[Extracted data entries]
════
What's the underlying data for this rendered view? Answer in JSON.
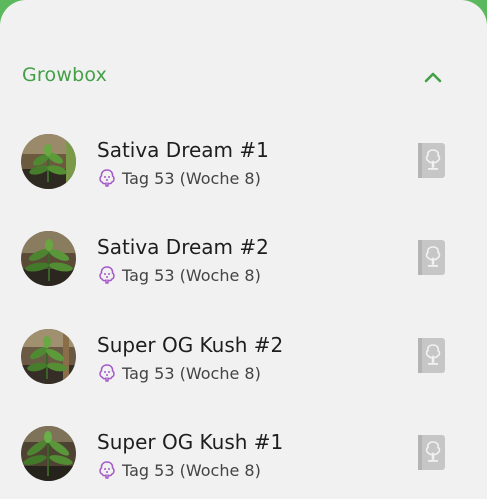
{
  "colors": {
    "accent": "#43a047",
    "age_icon": "#a45bc8",
    "diary_icon": "#c6c6c6",
    "background": "#f1f1f1"
  },
  "section": {
    "title": "Growbox",
    "collapse_icon": "chevron-up-icon"
  },
  "plants": [
    {
      "name": "Sativa Dream #1",
      "age": "Tag 53 (Woche 8)"
    },
    {
      "name": "Sativa Dream #2",
      "age": "Tag 53 (Woche 8)"
    },
    {
      "name": "Super OG Kush #2",
      "age": "Tag 53 (Woche 8)"
    },
    {
      "name": "Super OG Kush #1",
      "age": "Tag 53 (Woche 8)"
    }
  ],
  "icons": {
    "age": "plant-stage-icon",
    "diary": "plant-diary-icon",
    "avatar": "plant-photo"
  }
}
════
→ Given request: Give every record back exactly as it reads, with no images.

→ Task answer:
What's the underlying data for this rendered view? Answer in JSON.
{
  "colors": {
    "accent": "#43a047",
    "age_icon": "#a45bc8",
    "diary_icon": "#c6c6c6",
    "background": "#f1f1f1"
  },
  "section": {
    "title": "Growbox",
    "collapse_icon": "chevron-up-icon"
  },
  "plants": [
    {
      "name": "Sativa Dream #1",
      "age": "Tag 53 (Woche 8)"
    },
    {
      "name": "Sativa Dream #2",
      "age": "Tag 53 (Woche 8)"
    },
    {
      "name": "Super OG Kush #2",
      "age": "Tag 53 (Woche 8)"
    },
    {
      "name": "Super OG Kush #1",
      "age": "Tag 53 (Woche 8)"
    }
  ],
  "icons": {
    "age": "plant-stage-icon",
    "diary": "plant-diary-icon",
    "avatar": "plant-photo"
  }
}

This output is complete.